━━━━━ ENTRIES SHOWN ━━━━━

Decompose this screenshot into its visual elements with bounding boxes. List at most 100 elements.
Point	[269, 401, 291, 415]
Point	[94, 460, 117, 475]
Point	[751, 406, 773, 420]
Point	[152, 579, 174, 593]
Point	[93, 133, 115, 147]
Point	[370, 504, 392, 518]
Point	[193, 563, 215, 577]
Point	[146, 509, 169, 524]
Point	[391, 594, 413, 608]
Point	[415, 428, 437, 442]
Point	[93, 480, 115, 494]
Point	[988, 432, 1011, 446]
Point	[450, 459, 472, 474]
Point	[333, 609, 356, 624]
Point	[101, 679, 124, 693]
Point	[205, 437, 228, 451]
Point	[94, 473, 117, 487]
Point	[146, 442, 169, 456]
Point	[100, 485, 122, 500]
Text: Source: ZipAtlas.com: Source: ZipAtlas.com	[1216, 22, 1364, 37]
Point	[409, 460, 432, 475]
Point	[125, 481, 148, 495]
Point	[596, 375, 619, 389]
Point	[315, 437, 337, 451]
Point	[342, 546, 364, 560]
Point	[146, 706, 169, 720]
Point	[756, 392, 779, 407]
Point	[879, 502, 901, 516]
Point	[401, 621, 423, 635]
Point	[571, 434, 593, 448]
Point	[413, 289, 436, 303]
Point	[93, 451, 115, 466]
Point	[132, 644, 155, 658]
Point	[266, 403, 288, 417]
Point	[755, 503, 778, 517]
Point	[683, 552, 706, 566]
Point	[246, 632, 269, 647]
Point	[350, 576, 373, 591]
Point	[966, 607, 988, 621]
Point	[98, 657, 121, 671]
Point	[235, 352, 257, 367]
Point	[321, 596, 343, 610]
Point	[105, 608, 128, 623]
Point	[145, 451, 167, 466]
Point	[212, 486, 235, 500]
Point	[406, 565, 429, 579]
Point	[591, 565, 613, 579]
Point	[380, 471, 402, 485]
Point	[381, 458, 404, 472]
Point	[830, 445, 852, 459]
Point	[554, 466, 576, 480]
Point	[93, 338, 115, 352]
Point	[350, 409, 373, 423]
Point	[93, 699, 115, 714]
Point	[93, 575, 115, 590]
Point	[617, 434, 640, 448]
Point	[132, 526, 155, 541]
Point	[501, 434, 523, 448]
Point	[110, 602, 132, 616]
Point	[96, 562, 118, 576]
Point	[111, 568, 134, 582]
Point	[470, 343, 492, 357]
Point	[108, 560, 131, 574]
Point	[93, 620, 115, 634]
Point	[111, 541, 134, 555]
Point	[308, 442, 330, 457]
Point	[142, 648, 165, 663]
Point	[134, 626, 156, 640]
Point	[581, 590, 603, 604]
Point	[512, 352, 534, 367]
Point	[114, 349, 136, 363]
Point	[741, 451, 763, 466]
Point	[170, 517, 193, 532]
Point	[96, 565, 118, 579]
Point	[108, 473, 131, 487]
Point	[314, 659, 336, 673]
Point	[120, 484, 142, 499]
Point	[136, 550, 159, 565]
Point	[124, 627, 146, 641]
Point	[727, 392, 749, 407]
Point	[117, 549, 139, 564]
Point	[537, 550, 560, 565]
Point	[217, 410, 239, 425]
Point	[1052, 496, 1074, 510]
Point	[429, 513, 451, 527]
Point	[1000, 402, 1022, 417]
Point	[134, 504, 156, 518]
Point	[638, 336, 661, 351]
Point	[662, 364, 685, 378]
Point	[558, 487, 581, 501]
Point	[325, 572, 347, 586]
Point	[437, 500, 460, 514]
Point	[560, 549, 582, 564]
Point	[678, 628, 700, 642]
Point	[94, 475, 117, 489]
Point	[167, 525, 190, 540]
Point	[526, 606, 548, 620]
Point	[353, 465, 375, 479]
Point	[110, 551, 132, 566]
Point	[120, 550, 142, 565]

━━━━━

- WHAT TO WORK ON
Copy out the data word for word, from its first line through the line that contains "133, 115, 147]".

- FINISHED ANSWER
Decompose this screenshot into its visual elements with bounding boxes. List at most 100 elements.
Point	[269, 401, 291, 415]
Point	[94, 460, 117, 475]
Point	[751, 406, 773, 420]
Point	[152, 579, 174, 593]
Point	[93, 133, 115, 147]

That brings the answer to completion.